**Instruction**
Below are records; state how many of their lines hold the word "with", and give only the figure.

**Source data**
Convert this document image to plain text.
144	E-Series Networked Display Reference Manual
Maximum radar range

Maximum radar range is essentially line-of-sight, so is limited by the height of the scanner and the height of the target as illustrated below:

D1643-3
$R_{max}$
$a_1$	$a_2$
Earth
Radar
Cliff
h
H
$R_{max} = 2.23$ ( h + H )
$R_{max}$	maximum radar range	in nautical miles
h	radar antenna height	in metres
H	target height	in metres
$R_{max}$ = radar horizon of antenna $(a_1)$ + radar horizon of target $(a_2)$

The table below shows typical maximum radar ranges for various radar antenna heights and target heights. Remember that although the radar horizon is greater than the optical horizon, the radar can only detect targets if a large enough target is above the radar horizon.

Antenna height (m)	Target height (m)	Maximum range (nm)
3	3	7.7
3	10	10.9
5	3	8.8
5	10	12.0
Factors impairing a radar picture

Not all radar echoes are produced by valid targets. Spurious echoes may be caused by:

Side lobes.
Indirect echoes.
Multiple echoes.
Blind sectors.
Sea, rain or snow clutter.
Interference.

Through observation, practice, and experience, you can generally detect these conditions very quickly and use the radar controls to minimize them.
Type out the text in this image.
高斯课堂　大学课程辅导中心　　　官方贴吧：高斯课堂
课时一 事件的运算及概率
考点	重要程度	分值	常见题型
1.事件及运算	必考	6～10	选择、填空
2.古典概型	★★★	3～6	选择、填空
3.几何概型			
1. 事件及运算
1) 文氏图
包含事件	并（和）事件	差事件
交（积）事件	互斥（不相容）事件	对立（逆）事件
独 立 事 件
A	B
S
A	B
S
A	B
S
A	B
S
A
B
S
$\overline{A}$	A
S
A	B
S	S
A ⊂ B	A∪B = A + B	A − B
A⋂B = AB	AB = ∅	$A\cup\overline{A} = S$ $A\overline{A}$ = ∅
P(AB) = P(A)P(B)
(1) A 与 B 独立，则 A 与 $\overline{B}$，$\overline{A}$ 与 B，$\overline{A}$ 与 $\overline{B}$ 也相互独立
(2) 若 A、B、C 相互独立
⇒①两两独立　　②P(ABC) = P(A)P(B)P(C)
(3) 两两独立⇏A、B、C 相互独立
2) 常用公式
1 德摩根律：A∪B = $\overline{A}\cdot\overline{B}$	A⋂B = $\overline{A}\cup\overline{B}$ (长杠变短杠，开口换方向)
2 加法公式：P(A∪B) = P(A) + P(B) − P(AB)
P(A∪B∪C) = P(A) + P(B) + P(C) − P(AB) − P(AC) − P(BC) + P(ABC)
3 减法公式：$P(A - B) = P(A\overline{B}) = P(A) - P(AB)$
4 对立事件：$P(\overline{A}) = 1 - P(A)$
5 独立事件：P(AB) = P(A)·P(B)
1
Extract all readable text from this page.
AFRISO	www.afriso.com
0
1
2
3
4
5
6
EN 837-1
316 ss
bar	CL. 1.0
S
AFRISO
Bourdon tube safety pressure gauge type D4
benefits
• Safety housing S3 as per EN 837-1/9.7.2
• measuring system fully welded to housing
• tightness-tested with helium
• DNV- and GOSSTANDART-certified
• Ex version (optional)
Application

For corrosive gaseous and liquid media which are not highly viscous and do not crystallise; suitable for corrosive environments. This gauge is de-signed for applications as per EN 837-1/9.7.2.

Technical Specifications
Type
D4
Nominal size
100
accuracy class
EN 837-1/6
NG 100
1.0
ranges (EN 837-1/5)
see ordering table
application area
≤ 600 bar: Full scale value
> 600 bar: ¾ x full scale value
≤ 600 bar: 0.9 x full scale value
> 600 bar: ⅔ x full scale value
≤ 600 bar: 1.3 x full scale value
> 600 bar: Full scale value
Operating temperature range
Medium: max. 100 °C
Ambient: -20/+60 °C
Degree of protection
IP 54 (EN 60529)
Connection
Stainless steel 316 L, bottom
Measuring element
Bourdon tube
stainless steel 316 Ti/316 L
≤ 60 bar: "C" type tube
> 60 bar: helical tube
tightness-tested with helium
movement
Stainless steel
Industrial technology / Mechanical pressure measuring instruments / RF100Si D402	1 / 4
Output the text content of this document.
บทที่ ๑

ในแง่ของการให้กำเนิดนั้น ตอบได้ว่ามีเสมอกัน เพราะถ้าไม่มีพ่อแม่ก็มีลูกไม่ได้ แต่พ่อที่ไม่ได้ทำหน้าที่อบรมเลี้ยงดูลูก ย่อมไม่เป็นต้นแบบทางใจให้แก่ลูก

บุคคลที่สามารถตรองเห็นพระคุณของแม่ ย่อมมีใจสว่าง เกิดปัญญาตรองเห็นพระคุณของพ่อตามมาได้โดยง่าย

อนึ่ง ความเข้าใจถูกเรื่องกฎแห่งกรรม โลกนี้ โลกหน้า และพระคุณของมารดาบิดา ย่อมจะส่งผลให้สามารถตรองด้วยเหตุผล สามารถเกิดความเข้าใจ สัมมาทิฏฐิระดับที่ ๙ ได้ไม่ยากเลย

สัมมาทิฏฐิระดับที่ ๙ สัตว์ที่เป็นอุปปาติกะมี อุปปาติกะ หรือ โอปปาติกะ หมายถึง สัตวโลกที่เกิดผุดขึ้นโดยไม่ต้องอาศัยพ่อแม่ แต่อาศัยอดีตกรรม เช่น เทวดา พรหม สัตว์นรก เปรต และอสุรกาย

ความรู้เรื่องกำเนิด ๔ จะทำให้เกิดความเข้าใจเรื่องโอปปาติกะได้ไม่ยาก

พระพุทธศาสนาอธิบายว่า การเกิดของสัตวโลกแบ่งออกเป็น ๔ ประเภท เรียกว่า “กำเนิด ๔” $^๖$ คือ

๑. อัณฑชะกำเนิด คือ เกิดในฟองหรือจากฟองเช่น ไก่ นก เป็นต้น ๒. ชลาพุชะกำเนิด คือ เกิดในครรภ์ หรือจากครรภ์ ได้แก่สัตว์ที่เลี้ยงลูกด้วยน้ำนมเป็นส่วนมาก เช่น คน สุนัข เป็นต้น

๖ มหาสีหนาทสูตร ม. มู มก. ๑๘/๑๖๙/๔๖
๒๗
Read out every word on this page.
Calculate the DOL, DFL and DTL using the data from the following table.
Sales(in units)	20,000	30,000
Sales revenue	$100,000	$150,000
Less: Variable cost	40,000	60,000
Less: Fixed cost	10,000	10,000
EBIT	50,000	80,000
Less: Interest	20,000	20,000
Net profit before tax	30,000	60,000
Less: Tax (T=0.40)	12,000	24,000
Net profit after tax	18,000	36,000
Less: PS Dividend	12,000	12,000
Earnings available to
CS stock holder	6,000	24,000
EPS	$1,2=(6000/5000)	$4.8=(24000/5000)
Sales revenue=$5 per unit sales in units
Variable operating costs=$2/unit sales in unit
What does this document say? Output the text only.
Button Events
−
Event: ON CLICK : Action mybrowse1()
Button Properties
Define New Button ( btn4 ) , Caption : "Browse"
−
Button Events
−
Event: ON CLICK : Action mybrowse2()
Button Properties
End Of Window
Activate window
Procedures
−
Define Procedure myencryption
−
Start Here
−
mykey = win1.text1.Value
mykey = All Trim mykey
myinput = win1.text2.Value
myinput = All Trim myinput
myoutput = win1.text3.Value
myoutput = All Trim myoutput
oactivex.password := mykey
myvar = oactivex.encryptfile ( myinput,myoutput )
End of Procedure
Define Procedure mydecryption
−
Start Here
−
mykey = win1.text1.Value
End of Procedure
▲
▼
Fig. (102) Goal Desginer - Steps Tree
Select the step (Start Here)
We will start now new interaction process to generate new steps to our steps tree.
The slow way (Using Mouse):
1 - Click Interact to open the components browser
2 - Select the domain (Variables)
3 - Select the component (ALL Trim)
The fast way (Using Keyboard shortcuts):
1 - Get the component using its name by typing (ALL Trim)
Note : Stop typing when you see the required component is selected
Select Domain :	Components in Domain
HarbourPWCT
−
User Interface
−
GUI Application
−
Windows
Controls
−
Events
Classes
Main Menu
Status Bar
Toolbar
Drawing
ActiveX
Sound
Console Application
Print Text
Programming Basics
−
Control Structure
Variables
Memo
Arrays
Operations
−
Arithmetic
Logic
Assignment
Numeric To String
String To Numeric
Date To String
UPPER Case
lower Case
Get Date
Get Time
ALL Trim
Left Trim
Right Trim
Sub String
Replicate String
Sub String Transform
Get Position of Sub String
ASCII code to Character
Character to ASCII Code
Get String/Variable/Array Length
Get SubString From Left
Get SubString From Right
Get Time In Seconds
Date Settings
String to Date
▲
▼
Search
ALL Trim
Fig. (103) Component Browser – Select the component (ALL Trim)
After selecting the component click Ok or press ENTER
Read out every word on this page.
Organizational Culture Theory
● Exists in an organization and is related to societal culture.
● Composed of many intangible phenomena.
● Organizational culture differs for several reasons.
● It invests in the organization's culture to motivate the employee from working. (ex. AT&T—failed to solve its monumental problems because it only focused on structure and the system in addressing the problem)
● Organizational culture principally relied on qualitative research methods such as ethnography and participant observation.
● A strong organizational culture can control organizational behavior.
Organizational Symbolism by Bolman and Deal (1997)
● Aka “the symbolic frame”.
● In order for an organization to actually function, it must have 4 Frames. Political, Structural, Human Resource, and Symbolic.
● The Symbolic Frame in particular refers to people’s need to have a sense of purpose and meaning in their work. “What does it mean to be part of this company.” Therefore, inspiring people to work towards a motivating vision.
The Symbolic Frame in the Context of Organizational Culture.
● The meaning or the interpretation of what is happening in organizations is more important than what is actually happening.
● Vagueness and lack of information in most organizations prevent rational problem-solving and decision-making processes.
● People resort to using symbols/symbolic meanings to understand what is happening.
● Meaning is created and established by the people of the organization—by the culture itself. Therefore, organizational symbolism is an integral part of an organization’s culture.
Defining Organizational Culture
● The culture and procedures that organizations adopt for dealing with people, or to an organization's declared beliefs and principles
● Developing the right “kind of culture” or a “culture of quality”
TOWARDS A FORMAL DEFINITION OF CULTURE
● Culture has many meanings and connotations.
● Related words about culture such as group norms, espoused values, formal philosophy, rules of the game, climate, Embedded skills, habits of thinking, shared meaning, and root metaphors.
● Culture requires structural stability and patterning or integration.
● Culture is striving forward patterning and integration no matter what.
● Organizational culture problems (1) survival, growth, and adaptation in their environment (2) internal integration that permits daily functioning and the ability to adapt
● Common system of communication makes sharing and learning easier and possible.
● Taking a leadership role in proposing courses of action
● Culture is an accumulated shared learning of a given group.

**Correct output**
3